[WRITTEN INSTRUCTION] Count the lines below that contain the word "stars" and give only the number.

(Dataset entries on figures)
⁂

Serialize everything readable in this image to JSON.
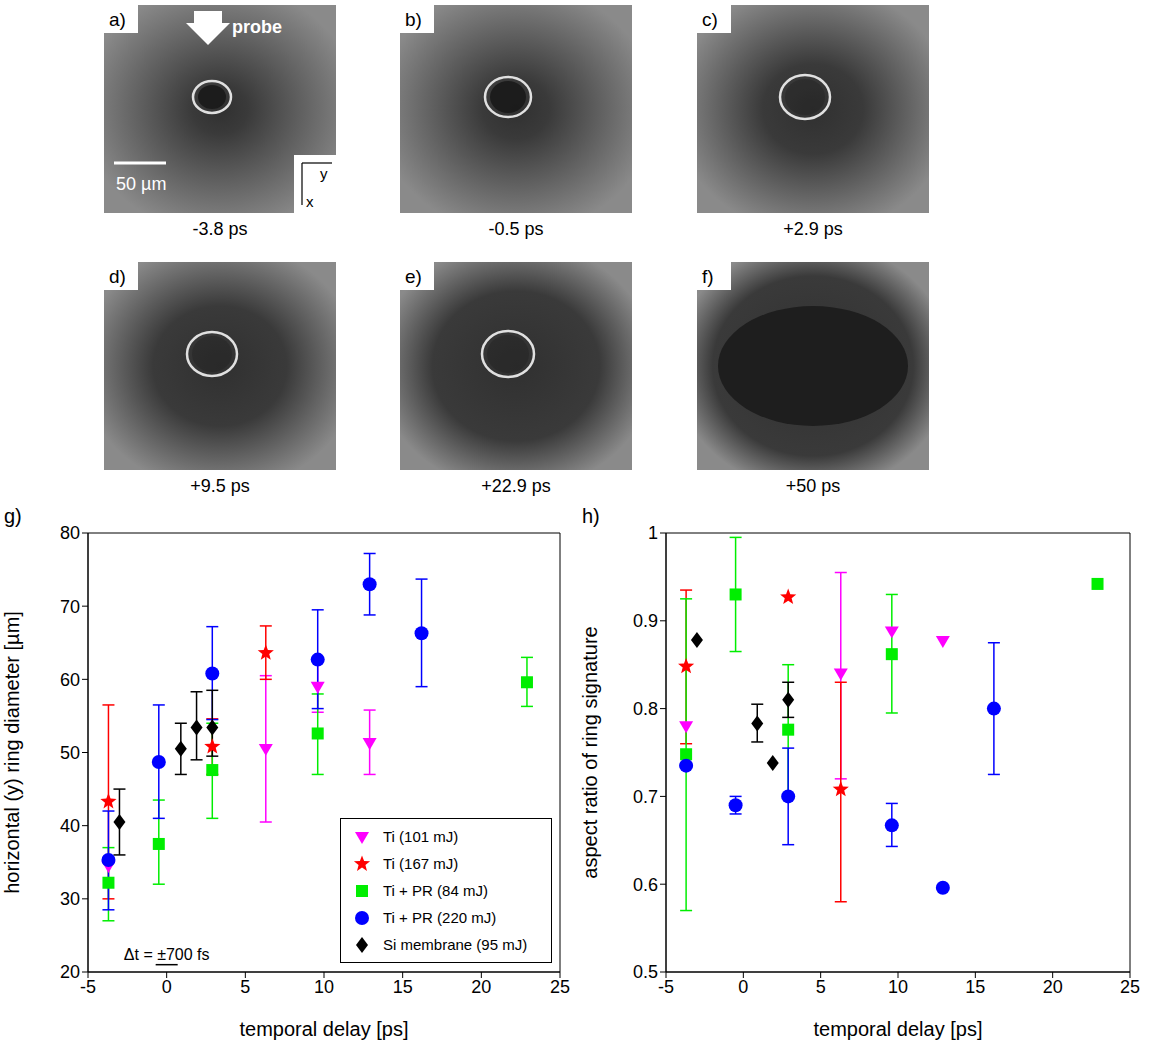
{
  "images": {
    "probe_label": "probe",
    "scale_bar": "50 µm",
    "axis_labels": {
      "horizontal": "y",
      "vertical": "x"
    },
    "panels": [
      {
        "letter": "a)",
        "time": "-3.8 ps"
      },
      {
        "letter": "b)",
        "time": "-0.5 ps"
      },
      {
        "letter": "c)",
        "time": "+2.9 ps"
      },
      {
        "letter": "d)",
        "time": "+9.5 ps"
      },
      {
        "letter": "e)",
        "time": "+22.9 ps"
      },
      {
        "letter": "f)",
        "time": "+50 ps"
      }
    ]
  },
  "chart_data": [
    {
      "panel": "g)",
      "type": "scatter",
      "xlabel": "temporal delay [ps]",
      "ylabel": "horizontal (y) ring diameter [µm]",
      "xlim": [
        -5,
        25
      ],
      "ylim": [
        20,
        80
      ],
      "xticks": [
        -5,
        0,
        5,
        10,
        15,
        20,
        25
      ],
      "yticks": [
        20,
        30,
        40,
        50,
        60,
        70,
        80
      ],
      "legend": "lower right",
      "annotations": [
        {
          "text": "Δt = ±700 fs",
          "x": [
            -0.7,
            0.7
          ],
          "y": 21
        }
      ],
      "series": [
        {
          "name": "Ti (101 mJ)",
          "color": "#ff00ff",
          "marker": "triangle-down",
          "x": [
            -3.7,
            6.3,
            9.6,
            12.9
          ],
          "values": [
            34.5,
            50.5,
            59,
            51.3
          ],
          "errors": [
            null,
            [
              10,
              10
            ],
            [
              3.5,
              3.5
            ],
            [
              4.3,
              4.5
            ]
          ]
        },
        {
          "name": "Ti (167 mJ)",
          "color": "#ff0000",
          "marker": "star",
          "x": [
            -3.7,
            2.9,
            6.3
          ],
          "values": [
            43.3,
            50.8,
            63.6
          ],
          "errors": [
            [
              13.3,
              13.2
            ],
            [
              3.8,
              3.8
            ],
            [
              3.6,
              3.7
            ]
          ]
        },
        {
          "name": "Ti + PR (84 mJ)",
          "color": "#00ee00",
          "marker": "square",
          "x": [
            -3.7,
            -0.5,
            2.9,
            9.6,
            22.9
          ],
          "values": [
            32.2,
            37.5,
            47.6,
            52.6,
            59.6
          ],
          "errors": [
            [
              5.2,
              4.8
            ],
            [
              5.5,
              6
            ],
            [
              6.6,
              6.4
            ],
            [
              5.6,
              5.4
            ],
            [
              3.3,
              3.4
            ]
          ]
        },
        {
          "name": "Ti + PR (220 mJ)",
          "color": "#0000ff",
          "marker": "circle",
          "x": [
            -3.7,
            -0.5,
            2.9,
            9.6,
            12.9,
            16.2
          ],
          "values": [
            35.3,
            48.7,
            60.8,
            62.7,
            73,
            66.3
          ],
          "errors": [
            [
              6.8,
              6.7
            ],
            [
              7.7,
              7.8
            ],
            [
              6.3,
              6.4
            ],
            [
              6.7,
              6.8
            ],
            [
              4.2,
              4.2
            ],
            [
              7.3,
              7.4
            ]
          ]
        },
        {
          "name": "Si membrane (95 mJ)",
          "color": "#000000",
          "marker": "diamond",
          "x": [
            -3.0,
            0.9,
            1.9,
            2.9
          ],
          "values": [
            40.5,
            50.5,
            53.4,
            53.4
          ],
          "errors": [
            [
              4.5,
              4.5
            ],
            [
              3.5,
              3.5
            ],
            [
              4.4,
              4.9
            ],
            [
              3.9,
              5.1
            ]
          ]
        }
      ]
    },
    {
      "panel": "h)",
      "type": "scatter",
      "xlabel": "temporal delay [ps]",
      "ylabel": "aspect ratio of ring signature",
      "xlim": [
        -5,
        25
      ],
      "ylim": [
        0.5,
        1
      ],
      "xticks": [
        -5,
        0,
        5,
        10,
        15,
        20,
        25
      ],
      "yticks": [
        0.5,
        0.6,
        0.7,
        0.8,
        0.9,
        1
      ],
      "series": [
        {
          "color": "#ff00ff",
          "marker": "triangle-down",
          "x": [
            -3.7,
            6.3,
            9.6,
            12.9
          ],
          "values": [
            0.78,
            0.84,
            0.888,
            0.877
          ],
          "errors": [
            null,
            [
              0.12,
              0.115
            ],
            null,
            null
          ]
        },
        {
          "color": "#ff0000",
          "marker": "star",
          "x": [
            -3.7,
            2.9,
            6.3
          ],
          "values": [
            0.848,
            0.927,
            0.708
          ],
          "errors": [
            [
              0.088,
              0.087
            ],
            null,
            [
              0.128,
              0.122
            ]
          ]
        },
        {
          "color": "#00ee00",
          "marker": "square",
          "x": [
            -3.7,
            -0.5,
            2.9,
            9.6,
            22.9
          ],
          "values": [
            0.748,
            0.93,
            0.776,
            0.862,
            0.942
          ],
          "errors": [
            [
              0.178,
              0.177
            ],
            [
              0.065,
              0.065
            ],
            [
              0.076,
              0.074
            ],
            [
              0.067,
              0.068
            ],
            null
          ]
        },
        {
          "color": "#0000ff",
          "marker": "circle",
          "x": [
            -3.7,
            -0.5,
            2.9,
            9.6,
            12.9,
            16.2
          ],
          "values": [
            0.735,
            0.69,
            0.7,
            0.667,
            0.596,
            0.8
          ],
          "errors": [
            null,
            [
              0.01,
              0.01
            ],
            [
              0.055,
              0.055
            ],
            [
              0.024,
              0.025
            ],
            null,
            [
              0.075,
              0.075
            ]
          ]
        },
        {
          "color": "#000000",
          "marker": "diamond",
          "x": [
            -3.0,
            0.9,
            1.9,
            2.9
          ],
          "values": [
            0.878,
            0.783,
            0.738,
            0.81
          ],
          "errors": [
            null,
            [
              0.021,
              0.022
            ],
            null,
            [
              0.02,
              0.02
            ]
          ]
        }
      ]
    }
  ]
}
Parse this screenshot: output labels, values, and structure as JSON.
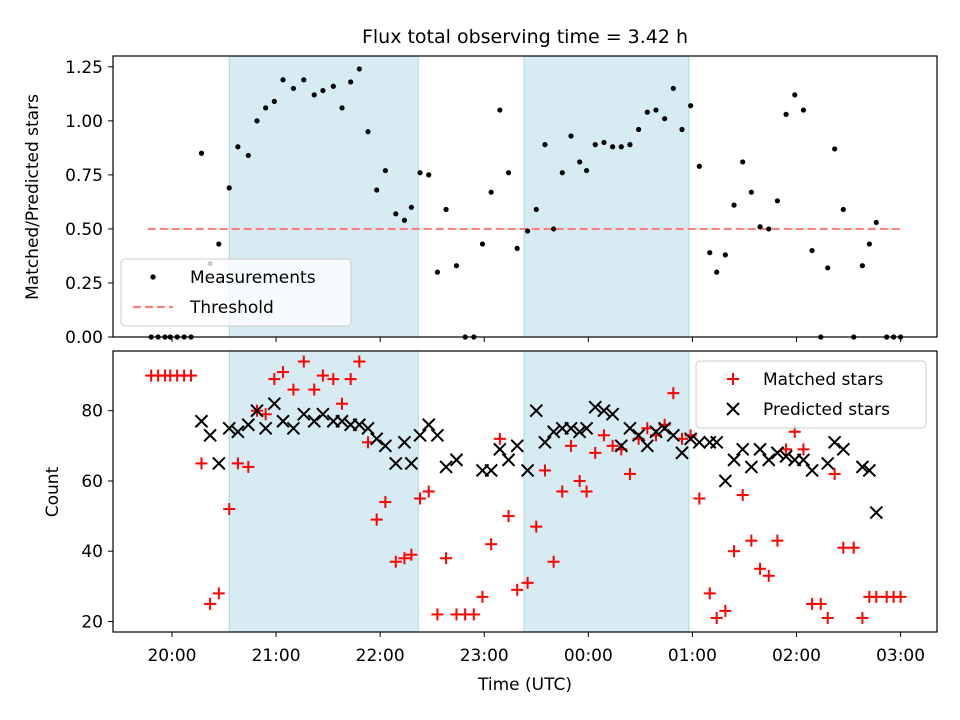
{
  "chart_data": [
    {
      "type": "scatter",
      "title": "Flux total observing time = 3.42 h",
      "xlabel": "",
      "ylabel": "Matched/Predicted stars",
      "xlim": [
        "19:26",
        "03:21"
      ],
      "ylim": [
        0,
        1.3
      ],
      "yticks": [
        "0.00",
        "0.25",
        "0.50",
        "0.75",
        "1.00",
        "1.25"
      ],
      "grid": false,
      "legend_position": "lower-left",
      "shaded_intervals": [
        [
          "20:33",
          "22:22"
        ],
        [
          "23:23",
          "00:58"
        ]
      ],
      "series": [
        {
          "name": "Measurements",
          "marker": "dot",
          "color": "#000000",
          "points": [
            [
              "19:48",
              0.0
            ],
            [
              "19:52",
              0.0
            ],
            [
              "19:56",
              0.0
            ],
            [
              "19:59",
              0.0
            ],
            [
              "20:03",
              0.0
            ],
            [
              "20:07",
              0.0
            ],
            [
              "20:11",
              0.0
            ],
            [
              "20:17",
              0.85
            ],
            [
              "20:22",
              0.34
            ],
            [
              "20:27",
              0.43
            ],
            [
              "20:33",
              0.69
            ],
            [
              "20:38",
              0.88
            ],
            [
              "20:44",
              0.84
            ],
            [
              "20:49",
              1.0
            ],
            [
              "20:54",
              1.06
            ],
            [
              "20:59",
              1.09
            ],
            [
              "21:04",
              1.19
            ],
            [
              "21:10",
              1.15
            ],
            [
              "21:16",
              1.19
            ],
            [
              "21:22",
              1.12
            ],
            [
              "21:27",
              1.14
            ],
            [
              "21:33",
              1.16
            ],
            [
              "21:38",
              1.06
            ],
            [
              "21:43",
              1.18
            ],
            [
              "21:48",
              1.24
            ],
            [
              "21:53",
              0.95
            ],
            [
              "21:58",
              0.68
            ],
            [
              "22:03",
              0.77
            ],
            [
              "22:09",
              0.57
            ],
            [
              "22:14",
              0.54
            ],
            [
              "22:18",
              0.6
            ],
            [
              "22:23",
              0.76
            ],
            [
              "22:28",
              0.75
            ],
            [
              "22:33",
              0.3
            ],
            [
              "22:38",
              0.59
            ],
            [
              "22:44",
              0.33
            ],
            [
              "22:49",
              0.0
            ],
            [
              "22:54",
              0.0
            ],
            [
              "22:59",
              0.43
            ],
            [
              "23:04",
              0.67
            ],
            [
              "23:09",
              1.05
            ],
            [
              "23:14",
              0.76
            ],
            [
              "23:19",
              0.41
            ],
            [
              "23:25",
              0.49
            ],
            [
              "23:30",
              0.59
            ],
            [
              "23:35",
              0.89
            ],
            [
              "23:40",
              0.5
            ],
            [
              "23:45",
              0.76
            ],
            [
              "23:50",
              0.93
            ],
            [
              "23:55",
              0.81
            ],
            [
              "23:59",
              0.77
            ],
            [
              "00:04",
              0.89
            ],
            [
              "00:09",
              0.9
            ],
            [
              "00:14",
              0.88
            ],
            [
              "00:19",
              0.88
            ],
            [
              "00:24",
              0.89
            ],
            [
              "00:29",
              0.96
            ],
            [
              "00:34",
              1.04
            ],
            [
              "00:39",
              1.05
            ],
            [
              "00:44",
              1.01
            ],
            [
              "00:49",
              1.15
            ],
            [
              "00:54",
              0.96
            ],
            [
              "00:59",
              1.07
            ],
            [
              "01:04",
              0.79
            ],
            [
              "01:10",
              0.39
            ],
            [
              "01:14",
              0.3
            ],
            [
              "01:19",
              0.38
            ],
            [
              "01:24",
              0.61
            ],
            [
              "01:29",
              0.81
            ],
            [
              "01:34",
              0.67
            ],
            [
              "01:39",
              0.51
            ],
            [
              "01:44",
              0.5
            ],
            [
              "01:49",
              0.63
            ],
            [
              "01:54",
              1.03
            ],
            [
              "01:59",
              1.12
            ],
            [
              "02:04",
              1.05
            ],
            [
              "02:09",
              0.4
            ],
            [
              "02:14",
              0.0
            ],
            [
              "02:18",
              0.32
            ],
            [
              "02:22",
              0.87
            ],
            [
              "02:27",
              0.59
            ],
            [
              "02:33",
              0.0
            ],
            [
              "02:38",
              0.33
            ],
            [
              "02:42",
              0.43
            ],
            [
              "02:46",
              0.53
            ],
            [
              "02:52",
              0.0
            ],
            [
              "02:56",
              0.0
            ],
            [
              "03:00",
              0.0
            ]
          ]
        },
        {
          "name": "Threshold",
          "type": "line",
          "style": "dashed",
          "color": "#ff8080",
          "points": [
            [
              "19:46",
              0.5
            ],
            [
              "03:00",
              0.5
            ]
          ]
        }
      ]
    },
    {
      "type": "scatter",
      "title": "",
      "xlabel": "Time (UTC)",
      "ylabel": "Count",
      "xlim": [
        "19:26",
        "03:21"
      ],
      "ylim": [
        17,
        97
      ],
      "xticks": [
        "20:00",
        "21:00",
        "22:00",
        "23:00",
        "00:00",
        "01:00",
        "02:00",
        "03:00"
      ],
      "yticks": [
        "20",
        "40",
        "60",
        "80"
      ],
      "grid": false,
      "legend_position": "top-right",
      "shaded_intervals": [
        [
          "20:33",
          "22:22"
        ],
        [
          "23:23",
          "00:58"
        ]
      ],
      "series": [
        {
          "name": "Matched stars",
          "marker": "plus",
          "color": "#ff0000",
          "points": [
            [
              "19:48",
              90
            ],
            [
              "19:52",
              90
            ],
            [
              "19:56",
              90
            ],
            [
              "19:59",
              90
            ],
            [
              "20:03",
              90
            ],
            [
              "20:07",
              90
            ],
            [
              "20:11",
              90
            ],
            [
              "20:17",
              65
            ],
            [
              "20:22",
              25
            ],
            [
              "20:27",
              28
            ],
            [
              "20:33",
              52
            ],
            [
              "20:38",
              65
            ],
            [
              "20:44",
              64
            ],
            [
              "20:49",
              80
            ],
            [
              "20:54",
              79
            ],
            [
              "20:59",
              89
            ],
            [
              "21:04",
              91
            ],
            [
              "21:10",
              86
            ],
            [
              "21:16",
              94
            ],
            [
              "21:22",
              86
            ],
            [
              "21:27",
              90
            ],
            [
              "21:33",
              89
            ],
            [
              "21:38",
              82
            ],
            [
              "21:43",
              89
            ],
            [
              "21:48",
              94
            ],
            [
              "21:53",
              71
            ],
            [
              "21:58",
              49
            ],
            [
              "22:03",
              54
            ],
            [
              "22:09",
              37
            ],
            [
              "22:14",
              38
            ],
            [
              "22:18",
              39
            ],
            [
              "22:23",
              55
            ],
            [
              "22:28",
              57
            ],
            [
              "22:33",
              22
            ],
            [
              "22:38",
              38
            ],
            [
              "22:44",
              22
            ],
            [
              "22:49",
              22
            ],
            [
              "22:54",
              22
            ],
            [
              "22:59",
              27
            ],
            [
              "23:04",
              42
            ],
            [
              "23:09",
              72
            ],
            [
              "23:14",
              50
            ],
            [
              "23:19",
              29
            ],
            [
              "23:25",
              31
            ],
            [
              "23:30",
              47
            ],
            [
              "23:35",
              63
            ],
            [
              "23:40",
              37
            ],
            [
              "23:45",
              57
            ],
            [
              "23:50",
              70
            ],
            [
              "23:55",
              60
            ],
            [
              "23:59",
              57
            ],
            [
              "00:04",
              68
            ],
            [
              "00:09",
              73
            ],
            [
              "00:14",
              70
            ],
            [
              "00:19",
              69
            ],
            [
              "00:24",
              62
            ],
            [
              "00:29",
              72
            ],
            [
              "00:34",
              75
            ],
            [
              "00:39",
              73
            ],
            [
              "00:44",
              76
            ],
            [
              "00:49",
              85
            ],
            [
              "00:54",
              72
            ],
            [
              "00:59",
              73
            ],
            [
              "01:04",
              55
            ],
            [
              "01:10",
              28
            ],
            [
              "01:14",
              21
            ],
            [
              "01:19",
              23
            ],
            [
              "01:24",
              40
            ],
            [
              "01:29",
              56
            ],
            [
              "01:34",
              43
            ],
            [
              "01:39",
              35
            ],
            [
              "01:44",
              33
            ],
            [
              "01:49",
              43
            ],
            [
              "01:54",
              69
            ],
            [
              "01:59",
              74
            ],
            [
              "02:04",
              69
            ],
            [
              "02:09",
              25
            ],
            [
              "02:14",
              25
            ],
            [
              "02:18",
              21
            ],
            [
              "02:22",
              62
            ],
            [
              "02:27",
              41
            ],
            [
              "02:33",
              41
            ],
            [
              "02:38",
              21
            ],
            [
              "02:42",
              27
            ],
            [
              "02:46",
              27
            ],
            [
              "02:52",
              27
            ],
            [
              "02:56",
              27
            ],
            [
              "03:00",
              27
            ]
          ]
        },
        {
          "name": "Predicted stars",
          "marker": "x",
          "color": "#000000",
          "points": [
            [
              "20:17",
              77
            ],
            [
              "20:22",
              73
            ],
            [
              "20:27",
              65
            ],
            [
              "20:33",
              75
            ],
            [
              "20:38",
              74
            ],
            [
              "20:44",
              76
            ],
            [
              "20:49",
              80
            ],
            [
              "20:54",
              75
            ],
            [
              "20:59",
              82
            ],
            [
              "21:04",
              77
            ],
            [
              "21:10",
              75
            ],
            [
              "21:16",
              79
            ],
            [
              "21:22",
              77
            ],
            [
              "21:27",
              79
            ],
            [
              "21:33",
              77
            ],
            [
              "21:38",
              77
            ],
            [
              "21:43",
              76
            ],
            [
              "21:48",
              76
            ],
            [
              "21:53",
              75
            ],
            [
              "21:58",
              72
            ],
            [
              "22:03",
              70
            ],
            [
              "22:09",
              65
            ],
            [
              "22:14",
              71
            ],
            [
              "22:18",
              65
            ],
            [
              "22:23",
              73
            ],
            [
              "22:28",
              76
            ],
            [
              "22:33",
              73
            ],
            [
              "22:38",
              64
            ],
            [
              "22:44",
              66
            ],
            [
              "22:59",
              63
            ],
            [
              "23:04",
              63
            ],
            [
              "23:09",
              69
            ],
            [
              "23:14",
              66
            ],
            [
              "23:19",
              70
            ],
            [
              "23:25",
              63
            ],
            [
              "23:30",
              80
            ],
            [
              "23:35",
              71
            ],
            [
              "23:40",
              74
            ],
            [
              "23:45",
              75
            ],
            [
              "23:50",
              75
            ],
            [
              "23:55",
              74
            ],
            [
              "23:59",
              75
            ],
            [
              "00:04",
              81
            ],
            [
              "00:09",
              80
            ],
            [
              "00:14",
              79
            ],
            [
              "00:19",
              70
            ],
            [
              "00:24",
              75
            ],
            [
              "00:29",
              73
            ],
            [
              "00:34",
              70
            ],
            [
              "00:39",
              74
            ],
            [
              "00:44",
              75
            ],
            [
              "00:49",
              73
            ],
            [
              "00:54",
              68
            ],
            [
              "00:59",
              72
            ],
            [
              "01:04",
              71
            ],
            [
              "01:10",
              71
            ],
            [
              "01:14",
              71
            ],
            [
              "01:19",
              60
            ],
            [
              "01:24",
              66
            ],
            [
              "01:29",
              69
            ],
            [
              "01:34",
              64
            ],
            [
              "01:39",
              69
            ],
            [
              "01:44",
              66
            ],
            [
              "01:49",
              68
            ],
            [
              "01:54",
              67
            ],
            [
              "01:59",
              66
            ],
            [
              "02:04",
              66
            ],
            [
              "02:09",
              63
            ],
            [
              "02:18",
              65
            ],
            [
              "02:22",
              71
            ],
            [
              "02:27",
              69
            ],
            [
              "02:38",
              64
            ],
            [
              "02:42",
              63
            ],
            [
              "02:46",
              51
            ]
          ]
        }
      ]
    }
  ]
}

⁂

[THE SOLUTION] 3